_Your objective_
Please write the listing below out again exactly, leaving every picture behind.

* START Dataset rows *

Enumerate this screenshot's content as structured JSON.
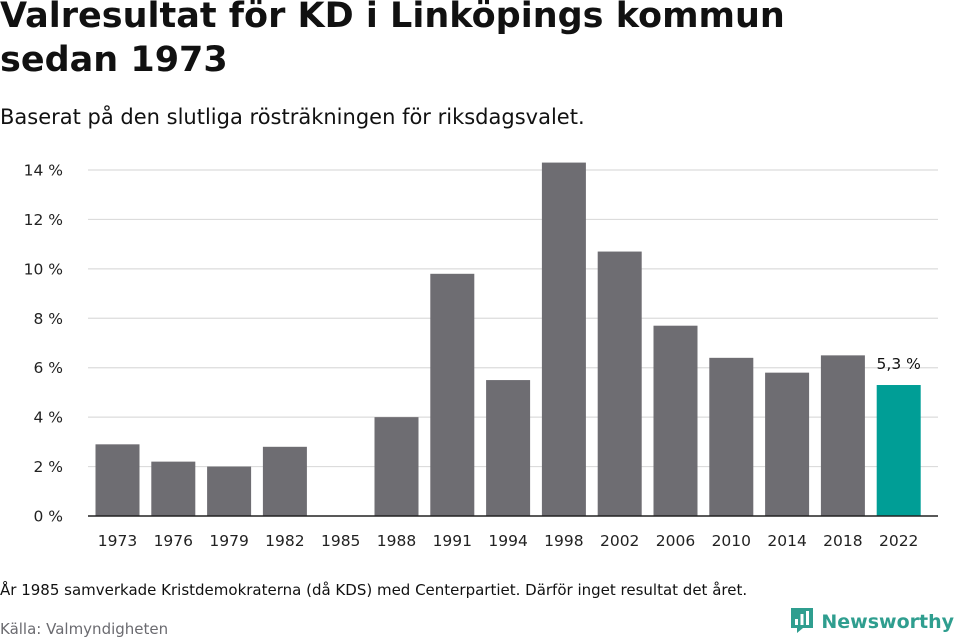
{
  "title": "Valresultat för KD i Linköpings kommun sedan 1973",
  "subtitle": "Baserat på den slutliga rösträkningen för riksdagsvalet.",
  "note": "År 1985 samverkade Kristdemokraterna (då KDS) med Centerpartiet. Därför inget resultat det året.",
  "source": "Källa: Valmyndigheten",
  "brand": {
    "name": "Newsworthy",
    "icon": "newsworthy-logo-icon",
    "color": "#2f9e8f"
  },
  "colors": {
    "bar": "#6e6d72",
    "highlight": "#009e96",
    "grid": "#dcdcdc",
    "axis": "#222222"
  },
  "chart_data": {
    "type": "bar",
    "title": "Valresultat för KD i Linköpings kommun sedan 1973",
    "xlabel": "",
    "ylabel": "",
    "ylim": [
      0,
      14
    ],
    "yticks": [
      0,
      2,
      4,
      6,
      8,
      10,
      12,
      14
    ],
    "ytick_labels": [
      "0 %",
      "2 %",
      "4 %",
      "6 %",
      "8 %",
      "10 %",
      "12 %",
      "14 %"
    ],
    "grid": true,
    "categories": [
      "1973",
      "1976",
      "1979",
      "1982",
      "1985",
      "1988",
      "1991",
      "1994",
      "1998",
      "2002",
      "2006",
      "2010",
      "2014",
      "2018",
      "2022"
    ],
    "values": [
      2.9,
      2.2,
      2.0,
      2.8,
      null,
      4.0,
      9.8,
      5.5,
      14.3,
      10.7,
      7.7,
      6.4,
      5.8,
      6.5,
      5.3
    ],
    "highlight_index": 14,
    "annotations": [
      {
        "category": "2022",
        "text": "5,3 %"
      }
    ]
  }
}
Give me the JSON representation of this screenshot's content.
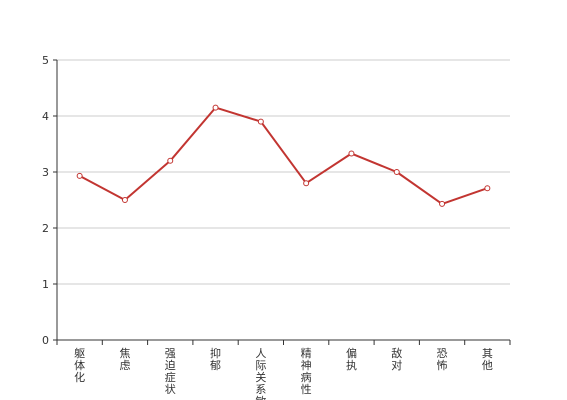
{
  "chart_data": {
    "type": "line",
    "categories": [
      "躯体化",
      "焦虑",
      "强迫症状",
      "抑郁",
      "人际关系敏感",
      "精神病性",
      "偏执",
      "敌对",
      "恐怖",
      "其他"
    ],
    "series": [
      {
        "values": [
          2.93,
          2.5,
          3.2,
          4.15,
          3.9,
          2.8,
          3.33,
          3.0,
          2.43,
          2.71
        ]
      }
    ],
    "ylim": [
      0,
      5
    ],
    "yticks": [
      0,
      1,
      2,
      3,
      4,
      5
    ],
    "grid": true,
    "colors": {
      "line": "#c23531",
      "grid": "#cccccc",
      "axis": "#333333",
      "marker_fill": "#ffffff"
    }
  }
}
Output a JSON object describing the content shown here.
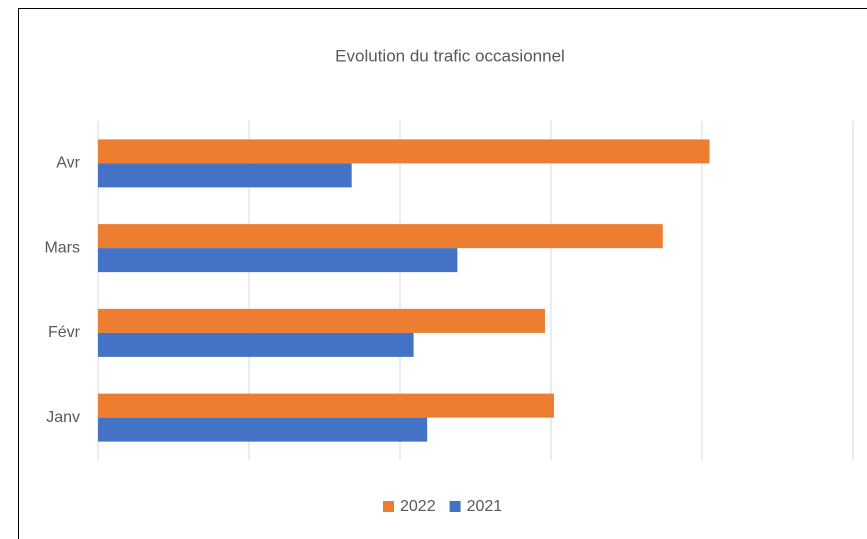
{
  "chart_data": {
    "type": "hbar",
    "title": "Evolution du trafic occasionnel",
    "categories": [
      "Janv",
      "Févr",
      "Mars",
      "Avr"
    ],
    "series": [
      {
        "name": "2022",
        "color": "#ed7d31",
        "values": [
          3.02,
          2.96,
          3.74,
          4.05
        ]
      },
      {
        "name": "2021",
        "color": "#4472c4",
        "values": [
          2.18,
          2.09,
          2.38,
          1.68
        ]
      }
    ],
    "xlim": [
      0,
      5
    ],
    "xticks": [
      0,
      1,
      2,
      3,
      4,
      5
    ],
    "grid": true,
    "legend": "bottom"
  }
}
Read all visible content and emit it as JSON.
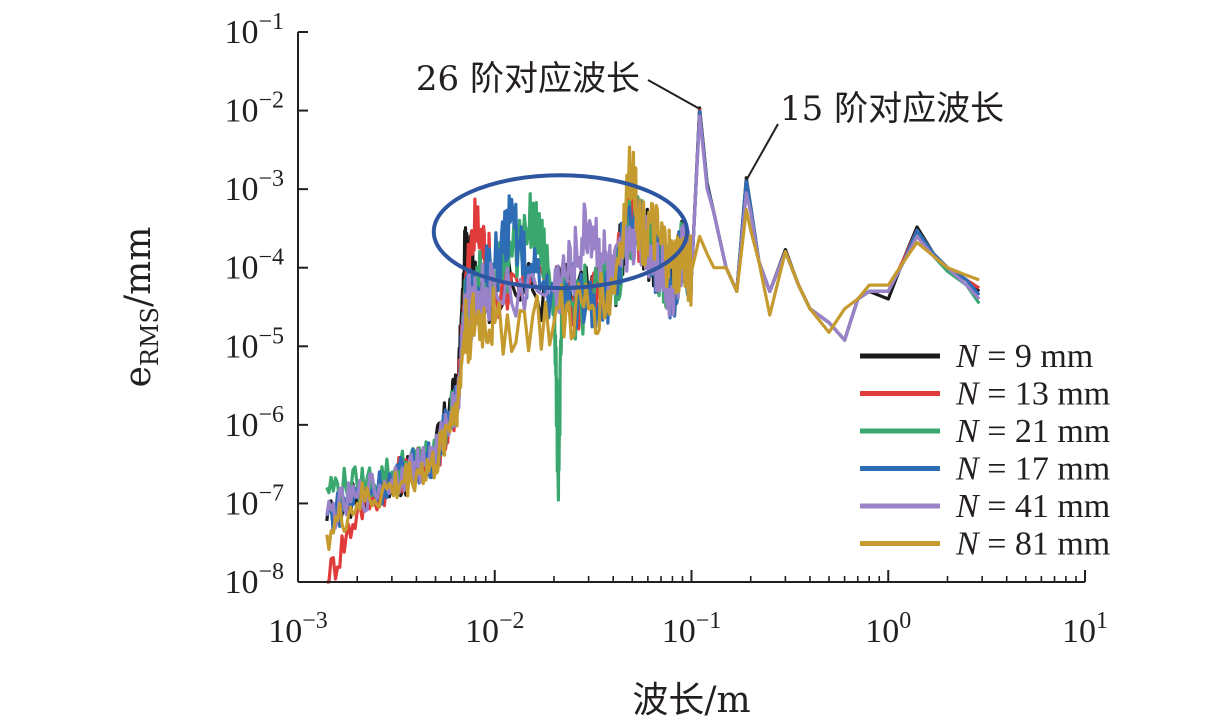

* END Dataset rows *

_Answer to this problem_
Enumerate this screenshot's content as structured JSON.
{
  "title": "Valresultat för KD i Linköpings kommun sedan 1973",
  "subtitle": "Baserat på den slutliga rösträkningen för riksdagsvalet.",
  "note": "År 1985 samverkade Kristdemokraterna (då KDS) med Centerpartiet. Därför inget resultat det året.",
  "source": "Källa: Valmyndigheten",
  "brand": {
    "name": "Newsworthy",
    "icon": "newsworthy-logo-icon",
    "color": "#2f9e8f"
  },
  "colors": {
    "bar": "#6e6d72",
    "highlight": "#009e96",
    "grid": "#dcdcdc",
    "axis": "#222222"
  },
  "chart_data": {
    "type": "bar",
    "title": "Valresultat för KD i Linköpings kommun sedan 1973",
    "xlabel": "",
    "ylabel": "",
    "ylim": [
      0,
      14
    ],
    "yticks": [
      0,
      2,
      4,
      6,
      8,
      10,
      12,
      14
    ],
    "ytick_labels": [
      "0 %",
      "2 %",
      "4 %",
      "6 %",
      "8 %",
      "10 %",
      "12 %",
      "14 %"
    ],
    "grid": true,
    "categories": [
      "1973",
      "1976",
      "1979",
      "1982",
      "1985",
      "1988",
      "1991",
      "1994",
      "1998",
      "2002",
      "2006",
      "2010",
      "2014",
      "2018",
      "2022"
    ],
    "values": [
      2.9,
      2.2,
      2.0,
      2.8,
      null,
      4.0,
      9.8,
      5.5,
      14.3,
      10.7,
      7.7,
      6.4,
      5.8,
      6.5,
      5.3
    ],
    "highlight_index": 14,
    "annotations": [
      {
        "category": "2022",
        "text": "5,3 %"
      }
    ]
  }
}
Give me the JSON representation of this screenshot's content.
{
  "chart_data": {
    "type": "line",
    "categories": [
      "躯体化",
      "焦虑",
      "强迫症状",
      "抑郁",
      "人际关系敏感",
      "精神病性",
      "偏执",
      "敌对",
      "恐怖",
      "其他"
    ],
    "series": [
      {
        "values": [
          2.93,
          2.5,
          3.2,
          4.15,
          3.9,
          2.8,
          3.33,
          3.0,
          2.43,
          2.71
        ]
      }
    ],
    "ylim": [
      0,
      5
    ],
    "yticks": [
      0,
      1,
      2,
      3,
      4,
      5
    ],
    "grid": true,
    "colors": {
      "line": "#c23531",
      "grid": "#cccccc",
      "axis": "#333333",
      "marker_fill": "#ffffff"
    }
  }
}
Output a JSON object describing the content shown here.
{
  "chart_data": {
    "type": "hbar",
    "title": "Evolution du trafic occasionnel",
    "categories": [
      "Janv",
      "Févr",
      "Mars",
      "Avr"
    ],
    "series": [
      {
        "name": "2022",
        "color": "#ed7d31",
        "values": [
          3.02,
          2.96,
          3.74,
          4.05
        ]
      },
      {
        "name": "2021",
        "color": "#4472c4",
        "values": [
          2.18,
          2.09,
          2.38,
          1.68
        ]
      }
    ],
    "xlim": [
      0,
      5
    ],
    "xticks": [
      0,
      1,
      2,
      3,
      4,
      5
    ],
    "grid": true,
    "legend": "bottom"
  }
}
Read all visible content and emit it as JSON.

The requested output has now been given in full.